Determine how many lines in the data below contain "potatoes" and write only that number.

◆ **Records for the task**:

..............................

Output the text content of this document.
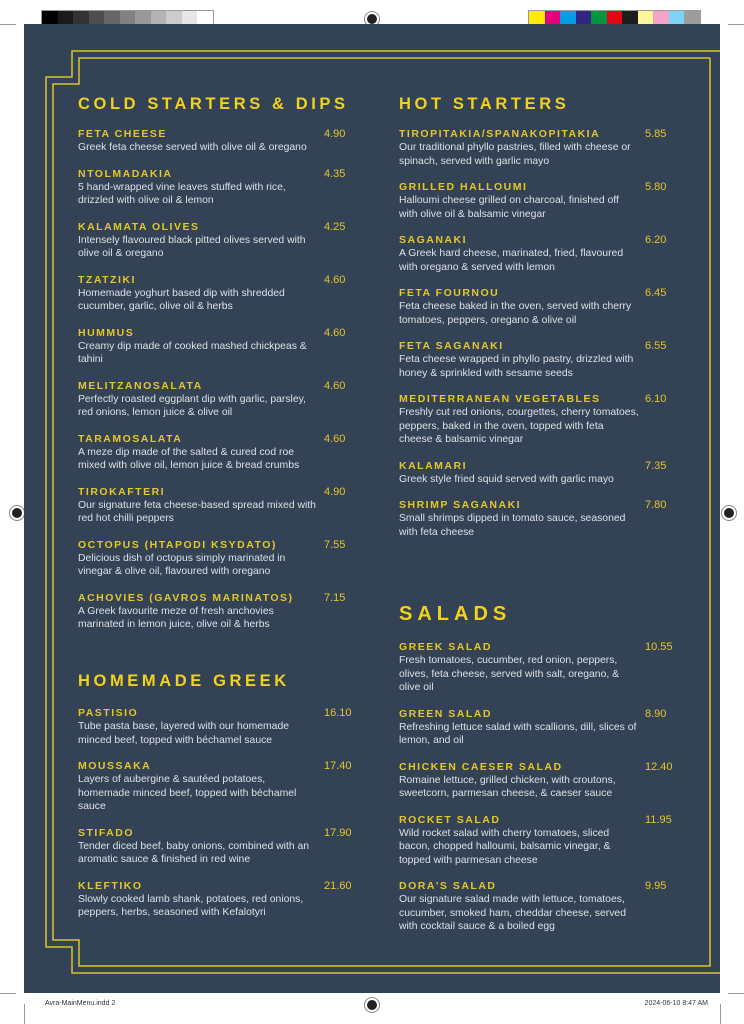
COLD STARTERS & DIPS
FETA CHEESE	4.90
Greek feta cheese served with olive oil & oregano
NTOLMADAKIA	4.35
5 hand-wrapped vine leaves stuffed with rice, drizzled with olive oil & lemon
KALAMATA OLIVES	4.25
Intensely flavoured black pitted olives served with olive oil & oregano
TZATZIKI	4.60
Homemade yoghurt based dip with shredded cucumber, garlic, olive oil & herbs
HUMMUS	4.60
Creamy dip made of cooked mashed chickpeas & tahini
MELITZANOSALATA	4.60
Perfectly roasted eggplant dip with garlic, parsley, red onions, lemon juice & olive oil
TARAMOSALATA	4.60
A meze dip made of the salted & cured cod roe mixed with olive oil, lemon juice & bread crumbs
TIROKAFTERI	4.90
Our signature feta cheese-based spread mixed with red hot chilli peppers
OCTOPUS (HTAPODI KSYDATO)	7.55
Delicious dish of octopus simply marinated in vinegar & olive oil, flavoured with oregano
ACHOVIES (GAVROS MARINATOS)	7.15
A Greek favourite meze of fresh anchovies marinated in lemon juice, olive oil & herbs
HOMEMADE GREEK
PASTISIO	16.10
Tube pasta base, layered with our homemade minced beef, topped with béchamel sauce
MOUSSAKA	17.40
Layers of aubergine & sautéed potatoes, homemade minced beef, topped with béchamel sauce
STIFADO	17.90
Tender diced beef, baby onions, combined with an aromatic sauce & finished in red wine
KLEFTIKO	21.60
Slowly cooked lamb shank, potatoes, red onions, peppers, herbs, seasoned with Kefalotyri
HOT STARTERS
TIROPITAKIA/SPANAKOPITAKIA	5.85
Our traditional phyllo pastries, filled with cheese or spinach, served with garlic mayo
GRILLED HALLOUMI	5.80
Halloumi cheese grilled on charcoal, finished off with olive oil & balsamic vinegar
SAGANAKI	6.20
A Greek hard cheese, marinated, fried, flavoured with oregano & served with lemon
FETA FOURNOU	6.45
Feta cheese baked in the oven, served with cherry tomatoes, peppers, oregano & olive oil
FETA SAGANAKI	6.55
Feta cheese wrapped in phyllo pastry, drizzled with honey & sprinkled with sesame seeds
MEDITERRANEAN VEGETABLES	6.10
Freshly cut red onions, courgettes, cherry tomatoes, peppers, baked in the oven, topped with feta cheese & balsamic vinegar
KALAMARI	7.35
Greek style fried squid served with garlic mayo
SHRIMP SAGANAKI	7.80
Small shrimps dipped in tomato sauce, seasoned with feta cheese
SALADS
GREEK SALAD	10.55
Fresh tomatoes, cucumber, red onion, peppers, olives, feta cheese, served with salt, oregano, & olive oil
GREEN SALAD	8.90
Refreshing lettuce salad with scallions, dill, slices of lemon, and oil
CHICKEN CAESER SALAD	12.40
Romaine lettuce, grilled chicken, with croutons, sweetcorn, parmesan cheese, & caeser sauce
ROCKET SALAD	11.95
Wild rocket salad with cherry tomatoes, sliced bacon, chopped halloumi, balsamic vinegar, & topped with parmesan cheese
DORA'S SALAD	9.95
Our signature salad made with lettuce, tomatoes, cucumber, smoked ham, cheddar cheese, served with cocktail sauce & a boiled egg
Avra-MainMenu.indd 2	2024-06-10 8:47 AM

..............................

◆ **Result of the task**:
2